Work to do
Report how many lines contain the word "новорожденных"; answer with the number only.

Data shown
◇ ◇ ◇ ◇
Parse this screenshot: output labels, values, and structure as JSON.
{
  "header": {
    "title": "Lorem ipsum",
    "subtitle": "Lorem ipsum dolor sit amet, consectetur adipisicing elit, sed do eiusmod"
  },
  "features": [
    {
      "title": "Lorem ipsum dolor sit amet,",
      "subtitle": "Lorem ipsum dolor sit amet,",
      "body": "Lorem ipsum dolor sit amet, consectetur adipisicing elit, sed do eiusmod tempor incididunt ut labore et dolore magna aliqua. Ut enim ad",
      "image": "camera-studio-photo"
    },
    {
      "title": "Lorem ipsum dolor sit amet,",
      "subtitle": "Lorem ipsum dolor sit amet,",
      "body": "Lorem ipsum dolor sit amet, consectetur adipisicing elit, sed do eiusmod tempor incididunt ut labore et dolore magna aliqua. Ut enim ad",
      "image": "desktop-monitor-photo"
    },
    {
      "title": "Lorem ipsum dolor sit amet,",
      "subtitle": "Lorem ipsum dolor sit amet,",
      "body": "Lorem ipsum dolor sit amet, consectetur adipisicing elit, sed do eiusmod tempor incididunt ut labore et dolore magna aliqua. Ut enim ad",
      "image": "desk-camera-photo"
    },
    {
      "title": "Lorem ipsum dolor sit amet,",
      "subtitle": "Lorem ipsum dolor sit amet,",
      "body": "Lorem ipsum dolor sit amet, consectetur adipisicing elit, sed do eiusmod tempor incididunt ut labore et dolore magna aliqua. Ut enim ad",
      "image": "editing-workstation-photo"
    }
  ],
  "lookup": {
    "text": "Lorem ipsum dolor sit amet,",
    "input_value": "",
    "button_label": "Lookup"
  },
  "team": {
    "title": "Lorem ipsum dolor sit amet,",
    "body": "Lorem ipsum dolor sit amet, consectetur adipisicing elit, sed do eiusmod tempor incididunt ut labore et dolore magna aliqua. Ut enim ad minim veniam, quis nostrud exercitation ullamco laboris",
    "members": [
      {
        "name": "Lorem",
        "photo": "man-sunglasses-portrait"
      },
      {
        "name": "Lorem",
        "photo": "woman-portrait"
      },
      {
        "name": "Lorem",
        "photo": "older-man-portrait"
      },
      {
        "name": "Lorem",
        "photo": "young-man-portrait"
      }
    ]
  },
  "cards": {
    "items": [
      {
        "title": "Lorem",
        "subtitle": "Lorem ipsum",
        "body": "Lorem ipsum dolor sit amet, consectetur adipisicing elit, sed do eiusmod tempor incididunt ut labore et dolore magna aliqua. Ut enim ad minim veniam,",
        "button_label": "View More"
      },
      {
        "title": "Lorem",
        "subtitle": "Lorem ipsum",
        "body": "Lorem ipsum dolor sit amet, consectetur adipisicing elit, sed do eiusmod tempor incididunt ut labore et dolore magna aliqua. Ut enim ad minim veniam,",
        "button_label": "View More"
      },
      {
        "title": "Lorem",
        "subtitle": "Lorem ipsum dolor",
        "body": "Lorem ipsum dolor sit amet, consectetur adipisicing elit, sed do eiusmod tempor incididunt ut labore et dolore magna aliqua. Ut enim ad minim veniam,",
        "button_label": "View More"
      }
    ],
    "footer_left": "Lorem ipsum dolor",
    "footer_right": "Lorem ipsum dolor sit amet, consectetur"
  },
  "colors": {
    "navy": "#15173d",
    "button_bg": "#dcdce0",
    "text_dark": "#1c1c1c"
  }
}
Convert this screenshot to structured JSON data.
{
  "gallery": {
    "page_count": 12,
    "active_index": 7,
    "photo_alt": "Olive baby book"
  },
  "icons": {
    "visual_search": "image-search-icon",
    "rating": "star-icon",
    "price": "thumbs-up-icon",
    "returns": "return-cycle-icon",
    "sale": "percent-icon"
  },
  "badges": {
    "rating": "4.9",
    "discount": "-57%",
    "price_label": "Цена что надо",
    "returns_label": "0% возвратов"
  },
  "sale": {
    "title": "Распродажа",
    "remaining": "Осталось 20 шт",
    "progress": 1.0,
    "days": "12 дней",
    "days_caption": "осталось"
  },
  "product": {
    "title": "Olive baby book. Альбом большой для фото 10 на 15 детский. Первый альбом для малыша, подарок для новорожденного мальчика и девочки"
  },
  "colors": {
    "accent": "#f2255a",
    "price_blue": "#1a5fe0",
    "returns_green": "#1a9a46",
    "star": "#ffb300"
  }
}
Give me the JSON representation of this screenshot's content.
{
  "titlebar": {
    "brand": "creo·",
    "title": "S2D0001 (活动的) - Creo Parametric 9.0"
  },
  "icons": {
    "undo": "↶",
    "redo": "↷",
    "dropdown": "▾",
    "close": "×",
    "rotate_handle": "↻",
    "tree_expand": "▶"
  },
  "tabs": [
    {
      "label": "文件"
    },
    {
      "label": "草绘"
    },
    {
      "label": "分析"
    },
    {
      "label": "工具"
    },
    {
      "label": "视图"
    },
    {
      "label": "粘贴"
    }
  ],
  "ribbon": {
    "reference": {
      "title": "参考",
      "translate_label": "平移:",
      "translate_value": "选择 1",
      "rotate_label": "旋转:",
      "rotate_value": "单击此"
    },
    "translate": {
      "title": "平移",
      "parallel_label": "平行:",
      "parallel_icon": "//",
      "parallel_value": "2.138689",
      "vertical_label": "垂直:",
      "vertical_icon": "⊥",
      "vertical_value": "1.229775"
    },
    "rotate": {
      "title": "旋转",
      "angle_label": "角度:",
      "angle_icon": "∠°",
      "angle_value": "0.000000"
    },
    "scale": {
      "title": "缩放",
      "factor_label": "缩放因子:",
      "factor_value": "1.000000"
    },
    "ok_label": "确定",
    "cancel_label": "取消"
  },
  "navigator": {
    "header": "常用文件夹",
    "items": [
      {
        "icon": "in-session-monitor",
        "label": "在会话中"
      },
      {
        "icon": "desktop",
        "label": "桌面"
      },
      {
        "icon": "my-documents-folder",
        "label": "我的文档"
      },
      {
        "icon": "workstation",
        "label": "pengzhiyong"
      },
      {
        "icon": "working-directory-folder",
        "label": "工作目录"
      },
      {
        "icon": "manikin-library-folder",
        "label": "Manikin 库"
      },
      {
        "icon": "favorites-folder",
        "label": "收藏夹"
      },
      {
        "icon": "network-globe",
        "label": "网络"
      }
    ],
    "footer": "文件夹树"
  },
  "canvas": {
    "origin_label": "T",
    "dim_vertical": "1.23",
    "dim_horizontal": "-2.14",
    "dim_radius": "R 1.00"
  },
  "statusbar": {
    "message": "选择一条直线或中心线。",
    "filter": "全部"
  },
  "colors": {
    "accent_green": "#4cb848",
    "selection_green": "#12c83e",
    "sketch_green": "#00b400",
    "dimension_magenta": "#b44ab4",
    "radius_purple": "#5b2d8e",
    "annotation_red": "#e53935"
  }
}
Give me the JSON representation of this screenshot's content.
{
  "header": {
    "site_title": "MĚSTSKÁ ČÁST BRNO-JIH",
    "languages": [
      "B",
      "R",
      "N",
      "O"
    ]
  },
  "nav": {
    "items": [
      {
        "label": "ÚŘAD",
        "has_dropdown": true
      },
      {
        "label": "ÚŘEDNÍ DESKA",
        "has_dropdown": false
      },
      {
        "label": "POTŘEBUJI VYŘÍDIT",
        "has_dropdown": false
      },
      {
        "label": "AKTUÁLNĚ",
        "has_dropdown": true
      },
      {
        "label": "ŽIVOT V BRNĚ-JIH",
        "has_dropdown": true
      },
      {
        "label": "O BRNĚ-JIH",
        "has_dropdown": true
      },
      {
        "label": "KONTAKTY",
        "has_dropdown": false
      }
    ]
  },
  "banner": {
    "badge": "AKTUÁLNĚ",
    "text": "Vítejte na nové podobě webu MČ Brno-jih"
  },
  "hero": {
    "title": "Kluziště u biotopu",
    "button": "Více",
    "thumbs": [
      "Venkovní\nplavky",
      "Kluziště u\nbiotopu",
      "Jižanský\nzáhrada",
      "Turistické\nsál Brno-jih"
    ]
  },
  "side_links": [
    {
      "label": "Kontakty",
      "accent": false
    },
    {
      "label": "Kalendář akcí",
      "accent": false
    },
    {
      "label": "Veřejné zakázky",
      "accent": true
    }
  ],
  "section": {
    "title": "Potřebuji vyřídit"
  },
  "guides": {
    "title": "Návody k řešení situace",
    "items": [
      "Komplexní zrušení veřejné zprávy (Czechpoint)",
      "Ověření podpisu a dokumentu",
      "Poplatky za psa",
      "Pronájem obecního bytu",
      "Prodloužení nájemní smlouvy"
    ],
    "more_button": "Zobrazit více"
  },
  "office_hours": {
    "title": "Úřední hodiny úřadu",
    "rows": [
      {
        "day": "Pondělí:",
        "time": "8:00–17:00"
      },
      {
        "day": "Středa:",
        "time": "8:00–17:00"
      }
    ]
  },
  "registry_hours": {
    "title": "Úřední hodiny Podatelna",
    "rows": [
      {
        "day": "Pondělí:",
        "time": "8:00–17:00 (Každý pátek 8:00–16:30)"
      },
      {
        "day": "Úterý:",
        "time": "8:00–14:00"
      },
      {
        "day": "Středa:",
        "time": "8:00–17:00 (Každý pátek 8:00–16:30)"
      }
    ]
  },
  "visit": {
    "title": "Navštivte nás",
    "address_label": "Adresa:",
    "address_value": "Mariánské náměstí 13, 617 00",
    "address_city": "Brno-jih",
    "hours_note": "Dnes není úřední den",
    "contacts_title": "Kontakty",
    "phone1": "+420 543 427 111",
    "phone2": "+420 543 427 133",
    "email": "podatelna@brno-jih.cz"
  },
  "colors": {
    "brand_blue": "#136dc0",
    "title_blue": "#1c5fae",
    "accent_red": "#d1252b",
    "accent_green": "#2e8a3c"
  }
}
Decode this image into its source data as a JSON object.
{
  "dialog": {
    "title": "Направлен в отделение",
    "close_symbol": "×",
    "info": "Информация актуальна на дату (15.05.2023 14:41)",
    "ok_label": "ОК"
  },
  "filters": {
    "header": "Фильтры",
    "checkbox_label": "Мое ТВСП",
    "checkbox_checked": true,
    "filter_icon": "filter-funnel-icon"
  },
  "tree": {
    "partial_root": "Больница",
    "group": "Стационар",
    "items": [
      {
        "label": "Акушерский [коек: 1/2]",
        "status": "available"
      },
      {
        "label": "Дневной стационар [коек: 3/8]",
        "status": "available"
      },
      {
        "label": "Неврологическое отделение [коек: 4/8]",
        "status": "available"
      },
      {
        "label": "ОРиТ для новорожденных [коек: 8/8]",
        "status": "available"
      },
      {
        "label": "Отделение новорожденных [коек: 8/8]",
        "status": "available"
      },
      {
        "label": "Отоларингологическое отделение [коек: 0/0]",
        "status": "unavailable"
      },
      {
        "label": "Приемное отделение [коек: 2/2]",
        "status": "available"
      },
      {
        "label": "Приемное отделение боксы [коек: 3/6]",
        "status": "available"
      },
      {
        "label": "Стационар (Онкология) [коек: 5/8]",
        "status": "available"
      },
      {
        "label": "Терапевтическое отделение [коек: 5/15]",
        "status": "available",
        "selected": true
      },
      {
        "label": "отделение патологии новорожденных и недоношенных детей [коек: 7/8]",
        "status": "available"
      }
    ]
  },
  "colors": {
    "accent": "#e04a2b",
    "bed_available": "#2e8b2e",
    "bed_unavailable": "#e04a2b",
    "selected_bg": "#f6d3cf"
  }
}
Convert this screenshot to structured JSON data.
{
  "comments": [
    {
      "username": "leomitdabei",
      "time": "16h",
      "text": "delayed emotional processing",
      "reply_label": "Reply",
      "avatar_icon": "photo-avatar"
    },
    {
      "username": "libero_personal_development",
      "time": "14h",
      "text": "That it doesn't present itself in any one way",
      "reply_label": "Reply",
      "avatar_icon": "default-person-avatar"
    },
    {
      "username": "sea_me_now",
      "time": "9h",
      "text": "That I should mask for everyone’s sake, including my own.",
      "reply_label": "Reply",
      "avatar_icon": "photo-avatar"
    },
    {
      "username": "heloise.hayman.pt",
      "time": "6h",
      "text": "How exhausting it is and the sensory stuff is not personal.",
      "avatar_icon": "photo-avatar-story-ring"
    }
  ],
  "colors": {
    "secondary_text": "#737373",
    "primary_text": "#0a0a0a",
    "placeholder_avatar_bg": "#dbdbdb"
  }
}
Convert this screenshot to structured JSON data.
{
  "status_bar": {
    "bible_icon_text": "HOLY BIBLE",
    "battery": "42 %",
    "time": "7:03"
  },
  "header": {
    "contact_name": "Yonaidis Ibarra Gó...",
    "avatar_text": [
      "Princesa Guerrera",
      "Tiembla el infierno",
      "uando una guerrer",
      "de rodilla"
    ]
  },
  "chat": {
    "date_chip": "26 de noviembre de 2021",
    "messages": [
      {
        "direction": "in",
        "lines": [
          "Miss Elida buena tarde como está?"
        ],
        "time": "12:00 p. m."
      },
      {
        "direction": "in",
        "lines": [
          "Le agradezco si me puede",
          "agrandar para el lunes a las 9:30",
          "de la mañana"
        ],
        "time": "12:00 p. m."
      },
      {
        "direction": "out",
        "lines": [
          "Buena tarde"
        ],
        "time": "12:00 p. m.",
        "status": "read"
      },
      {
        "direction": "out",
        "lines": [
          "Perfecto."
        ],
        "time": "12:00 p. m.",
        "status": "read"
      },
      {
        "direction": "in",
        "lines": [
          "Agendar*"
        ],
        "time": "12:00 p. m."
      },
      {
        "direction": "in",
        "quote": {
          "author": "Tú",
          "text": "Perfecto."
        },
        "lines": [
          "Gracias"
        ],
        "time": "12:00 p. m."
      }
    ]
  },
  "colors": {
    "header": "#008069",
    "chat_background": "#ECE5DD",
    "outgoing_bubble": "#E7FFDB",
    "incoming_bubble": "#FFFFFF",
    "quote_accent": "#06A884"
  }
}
◇ ◇ ◇ ◇
Result
3